→ WHAT IS EXPECTED:
Using the records provided below, locate and copy each line that contains the word "Carter".

--- MATERIAL TO PROCESS ---

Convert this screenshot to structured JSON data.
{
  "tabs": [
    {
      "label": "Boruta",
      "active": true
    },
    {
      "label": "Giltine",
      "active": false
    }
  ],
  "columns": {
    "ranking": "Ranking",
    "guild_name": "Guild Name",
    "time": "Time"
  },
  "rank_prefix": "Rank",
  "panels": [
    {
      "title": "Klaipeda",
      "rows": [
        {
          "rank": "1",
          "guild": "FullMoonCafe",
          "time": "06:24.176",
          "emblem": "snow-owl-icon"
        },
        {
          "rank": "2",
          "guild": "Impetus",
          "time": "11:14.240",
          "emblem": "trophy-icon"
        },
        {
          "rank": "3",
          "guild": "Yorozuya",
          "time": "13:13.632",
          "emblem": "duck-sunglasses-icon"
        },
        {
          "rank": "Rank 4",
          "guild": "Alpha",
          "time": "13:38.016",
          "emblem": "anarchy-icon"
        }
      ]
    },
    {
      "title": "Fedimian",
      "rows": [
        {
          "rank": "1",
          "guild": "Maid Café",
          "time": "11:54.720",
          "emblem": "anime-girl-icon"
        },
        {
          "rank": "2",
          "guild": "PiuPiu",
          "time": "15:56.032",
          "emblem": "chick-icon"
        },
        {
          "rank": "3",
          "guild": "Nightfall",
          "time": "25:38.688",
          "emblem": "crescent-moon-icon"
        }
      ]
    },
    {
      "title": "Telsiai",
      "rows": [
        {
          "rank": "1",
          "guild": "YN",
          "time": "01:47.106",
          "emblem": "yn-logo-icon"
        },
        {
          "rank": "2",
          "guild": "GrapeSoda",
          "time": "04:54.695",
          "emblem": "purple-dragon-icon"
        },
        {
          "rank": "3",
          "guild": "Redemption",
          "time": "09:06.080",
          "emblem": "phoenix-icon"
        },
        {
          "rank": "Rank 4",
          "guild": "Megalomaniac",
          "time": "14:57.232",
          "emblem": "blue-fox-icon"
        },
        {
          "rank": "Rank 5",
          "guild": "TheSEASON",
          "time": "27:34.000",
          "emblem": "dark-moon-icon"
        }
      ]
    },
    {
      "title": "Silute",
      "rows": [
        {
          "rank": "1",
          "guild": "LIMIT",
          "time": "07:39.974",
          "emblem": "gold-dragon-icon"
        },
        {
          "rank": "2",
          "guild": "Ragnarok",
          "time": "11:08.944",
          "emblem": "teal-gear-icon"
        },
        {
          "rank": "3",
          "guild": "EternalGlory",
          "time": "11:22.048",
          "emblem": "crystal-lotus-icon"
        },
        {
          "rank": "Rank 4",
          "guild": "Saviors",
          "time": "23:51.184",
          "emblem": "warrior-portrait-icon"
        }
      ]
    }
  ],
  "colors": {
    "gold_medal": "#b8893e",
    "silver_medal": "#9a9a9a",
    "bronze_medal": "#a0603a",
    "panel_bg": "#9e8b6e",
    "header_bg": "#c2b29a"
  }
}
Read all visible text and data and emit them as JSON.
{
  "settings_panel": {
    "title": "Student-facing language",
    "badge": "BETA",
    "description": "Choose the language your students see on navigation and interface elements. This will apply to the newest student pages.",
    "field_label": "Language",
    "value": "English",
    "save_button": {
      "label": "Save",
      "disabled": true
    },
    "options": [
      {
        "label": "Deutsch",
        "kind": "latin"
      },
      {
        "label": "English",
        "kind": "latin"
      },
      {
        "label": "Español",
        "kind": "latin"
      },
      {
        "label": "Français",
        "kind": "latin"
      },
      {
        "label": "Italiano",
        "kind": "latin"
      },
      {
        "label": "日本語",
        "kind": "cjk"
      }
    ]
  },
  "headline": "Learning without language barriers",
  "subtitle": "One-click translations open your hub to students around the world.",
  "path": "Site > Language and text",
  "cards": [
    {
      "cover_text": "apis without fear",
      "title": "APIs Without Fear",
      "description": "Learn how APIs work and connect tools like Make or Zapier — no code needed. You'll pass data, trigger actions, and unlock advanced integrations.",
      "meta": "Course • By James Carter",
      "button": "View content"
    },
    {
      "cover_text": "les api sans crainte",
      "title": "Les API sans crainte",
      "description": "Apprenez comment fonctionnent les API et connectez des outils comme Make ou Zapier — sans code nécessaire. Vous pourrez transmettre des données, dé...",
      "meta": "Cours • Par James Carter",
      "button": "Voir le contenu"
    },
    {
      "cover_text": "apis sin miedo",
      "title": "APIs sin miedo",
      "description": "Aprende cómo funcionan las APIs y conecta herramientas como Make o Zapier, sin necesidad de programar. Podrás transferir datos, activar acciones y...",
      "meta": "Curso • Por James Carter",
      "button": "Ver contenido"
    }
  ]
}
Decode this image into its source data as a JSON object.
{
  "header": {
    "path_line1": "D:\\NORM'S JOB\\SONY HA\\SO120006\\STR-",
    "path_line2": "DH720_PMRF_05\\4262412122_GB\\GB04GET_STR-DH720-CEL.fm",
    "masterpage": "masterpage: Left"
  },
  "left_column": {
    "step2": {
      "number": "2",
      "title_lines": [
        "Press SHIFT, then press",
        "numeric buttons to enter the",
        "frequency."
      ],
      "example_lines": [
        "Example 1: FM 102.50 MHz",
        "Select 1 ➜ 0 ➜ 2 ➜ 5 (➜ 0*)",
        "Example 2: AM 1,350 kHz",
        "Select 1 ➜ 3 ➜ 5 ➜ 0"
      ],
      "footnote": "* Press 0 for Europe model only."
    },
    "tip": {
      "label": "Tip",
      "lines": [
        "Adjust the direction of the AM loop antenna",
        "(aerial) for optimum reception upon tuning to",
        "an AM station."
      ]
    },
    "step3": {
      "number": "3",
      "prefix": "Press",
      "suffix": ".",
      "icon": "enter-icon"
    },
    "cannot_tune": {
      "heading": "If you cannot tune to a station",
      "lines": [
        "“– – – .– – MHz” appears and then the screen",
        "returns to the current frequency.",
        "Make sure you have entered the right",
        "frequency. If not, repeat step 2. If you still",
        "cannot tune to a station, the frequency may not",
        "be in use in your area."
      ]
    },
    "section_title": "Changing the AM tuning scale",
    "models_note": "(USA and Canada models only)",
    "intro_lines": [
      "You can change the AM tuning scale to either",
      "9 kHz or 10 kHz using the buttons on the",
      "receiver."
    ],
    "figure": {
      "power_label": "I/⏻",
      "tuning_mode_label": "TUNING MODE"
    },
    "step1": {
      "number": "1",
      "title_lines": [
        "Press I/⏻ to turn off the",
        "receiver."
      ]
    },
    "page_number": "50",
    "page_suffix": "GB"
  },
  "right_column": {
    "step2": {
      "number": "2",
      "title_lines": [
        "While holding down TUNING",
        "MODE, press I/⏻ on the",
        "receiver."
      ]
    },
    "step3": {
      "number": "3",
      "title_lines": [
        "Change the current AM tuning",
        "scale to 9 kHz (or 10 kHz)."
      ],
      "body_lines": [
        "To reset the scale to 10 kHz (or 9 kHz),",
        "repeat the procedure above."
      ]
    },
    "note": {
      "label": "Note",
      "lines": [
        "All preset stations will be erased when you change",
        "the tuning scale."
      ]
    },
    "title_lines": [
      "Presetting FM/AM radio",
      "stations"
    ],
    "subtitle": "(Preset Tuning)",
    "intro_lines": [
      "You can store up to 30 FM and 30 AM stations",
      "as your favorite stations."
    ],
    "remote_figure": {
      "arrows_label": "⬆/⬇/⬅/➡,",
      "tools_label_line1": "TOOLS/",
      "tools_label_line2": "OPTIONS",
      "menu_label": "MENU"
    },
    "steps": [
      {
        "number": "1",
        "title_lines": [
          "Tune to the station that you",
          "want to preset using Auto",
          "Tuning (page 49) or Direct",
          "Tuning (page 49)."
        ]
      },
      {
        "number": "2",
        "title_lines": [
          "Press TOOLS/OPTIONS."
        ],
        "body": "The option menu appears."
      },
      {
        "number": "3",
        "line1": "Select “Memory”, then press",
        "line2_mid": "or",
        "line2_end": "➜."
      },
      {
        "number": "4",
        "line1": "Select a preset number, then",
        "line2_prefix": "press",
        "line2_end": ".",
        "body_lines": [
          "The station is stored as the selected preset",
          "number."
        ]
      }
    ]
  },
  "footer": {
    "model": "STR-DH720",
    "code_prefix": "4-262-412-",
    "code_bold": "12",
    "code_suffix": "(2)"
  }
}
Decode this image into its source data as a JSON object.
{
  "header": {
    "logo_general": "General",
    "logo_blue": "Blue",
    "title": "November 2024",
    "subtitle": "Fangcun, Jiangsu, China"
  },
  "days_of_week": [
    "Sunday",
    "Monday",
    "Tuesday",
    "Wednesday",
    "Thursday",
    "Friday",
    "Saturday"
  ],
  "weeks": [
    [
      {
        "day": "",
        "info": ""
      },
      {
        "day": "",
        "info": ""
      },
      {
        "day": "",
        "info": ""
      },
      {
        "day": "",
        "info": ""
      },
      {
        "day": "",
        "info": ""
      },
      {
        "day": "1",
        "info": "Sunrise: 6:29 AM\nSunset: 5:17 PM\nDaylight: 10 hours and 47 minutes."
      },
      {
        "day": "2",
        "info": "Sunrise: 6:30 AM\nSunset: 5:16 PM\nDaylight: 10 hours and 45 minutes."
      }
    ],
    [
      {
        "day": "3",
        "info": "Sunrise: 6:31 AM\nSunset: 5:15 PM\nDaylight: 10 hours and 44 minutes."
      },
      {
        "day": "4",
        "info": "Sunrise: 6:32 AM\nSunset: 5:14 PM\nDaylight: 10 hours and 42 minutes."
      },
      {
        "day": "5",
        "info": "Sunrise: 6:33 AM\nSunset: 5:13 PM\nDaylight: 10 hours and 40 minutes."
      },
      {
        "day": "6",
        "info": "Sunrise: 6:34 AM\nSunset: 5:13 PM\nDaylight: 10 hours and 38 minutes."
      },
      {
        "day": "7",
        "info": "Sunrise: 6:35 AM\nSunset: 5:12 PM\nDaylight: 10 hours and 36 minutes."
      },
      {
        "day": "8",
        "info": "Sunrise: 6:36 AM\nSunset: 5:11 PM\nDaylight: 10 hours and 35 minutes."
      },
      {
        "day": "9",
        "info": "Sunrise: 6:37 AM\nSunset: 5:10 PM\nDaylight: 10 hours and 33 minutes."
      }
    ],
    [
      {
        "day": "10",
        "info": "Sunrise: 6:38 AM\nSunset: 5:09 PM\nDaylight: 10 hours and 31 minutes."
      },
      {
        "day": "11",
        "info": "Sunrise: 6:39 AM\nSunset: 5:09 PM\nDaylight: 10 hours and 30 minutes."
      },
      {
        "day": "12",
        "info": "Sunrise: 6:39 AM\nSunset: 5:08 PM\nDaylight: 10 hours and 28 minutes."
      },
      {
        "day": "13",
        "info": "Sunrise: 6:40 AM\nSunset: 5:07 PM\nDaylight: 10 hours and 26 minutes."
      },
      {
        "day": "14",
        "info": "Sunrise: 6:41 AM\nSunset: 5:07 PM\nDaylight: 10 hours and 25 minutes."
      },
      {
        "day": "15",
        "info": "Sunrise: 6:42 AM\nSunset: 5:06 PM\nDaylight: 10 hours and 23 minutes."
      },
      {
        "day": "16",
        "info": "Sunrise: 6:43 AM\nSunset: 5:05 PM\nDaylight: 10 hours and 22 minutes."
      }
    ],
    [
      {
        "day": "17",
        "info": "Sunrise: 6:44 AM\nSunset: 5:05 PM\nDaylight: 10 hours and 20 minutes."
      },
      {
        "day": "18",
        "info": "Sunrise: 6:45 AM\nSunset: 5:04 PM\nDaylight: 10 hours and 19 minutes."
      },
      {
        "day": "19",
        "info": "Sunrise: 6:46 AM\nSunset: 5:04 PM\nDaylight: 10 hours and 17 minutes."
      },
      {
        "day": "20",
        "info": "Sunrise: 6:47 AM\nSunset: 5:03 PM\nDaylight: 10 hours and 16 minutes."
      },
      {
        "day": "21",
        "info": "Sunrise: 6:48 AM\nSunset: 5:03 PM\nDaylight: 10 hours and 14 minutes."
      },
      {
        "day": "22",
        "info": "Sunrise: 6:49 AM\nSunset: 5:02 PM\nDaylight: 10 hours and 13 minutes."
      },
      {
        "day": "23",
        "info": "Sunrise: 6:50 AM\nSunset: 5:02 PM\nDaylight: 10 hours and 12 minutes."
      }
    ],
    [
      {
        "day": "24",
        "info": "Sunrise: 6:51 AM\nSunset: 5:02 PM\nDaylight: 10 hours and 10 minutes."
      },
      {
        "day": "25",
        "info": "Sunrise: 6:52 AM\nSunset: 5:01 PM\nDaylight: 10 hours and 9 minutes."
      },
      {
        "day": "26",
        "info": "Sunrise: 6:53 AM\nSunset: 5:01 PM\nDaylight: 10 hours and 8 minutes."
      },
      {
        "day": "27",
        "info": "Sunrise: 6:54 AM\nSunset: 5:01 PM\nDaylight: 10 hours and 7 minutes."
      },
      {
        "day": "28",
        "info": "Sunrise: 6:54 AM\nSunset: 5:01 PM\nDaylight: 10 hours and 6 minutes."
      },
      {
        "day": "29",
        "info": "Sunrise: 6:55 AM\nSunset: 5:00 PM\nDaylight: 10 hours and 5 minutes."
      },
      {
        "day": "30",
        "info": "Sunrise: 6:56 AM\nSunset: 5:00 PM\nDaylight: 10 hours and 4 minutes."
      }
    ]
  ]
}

---

→ SOLUTION:
      "meta": "Course • By James Carter",
      "meta": "Cours • Par James Carter",
      "meta": "Curso • Por James Carter",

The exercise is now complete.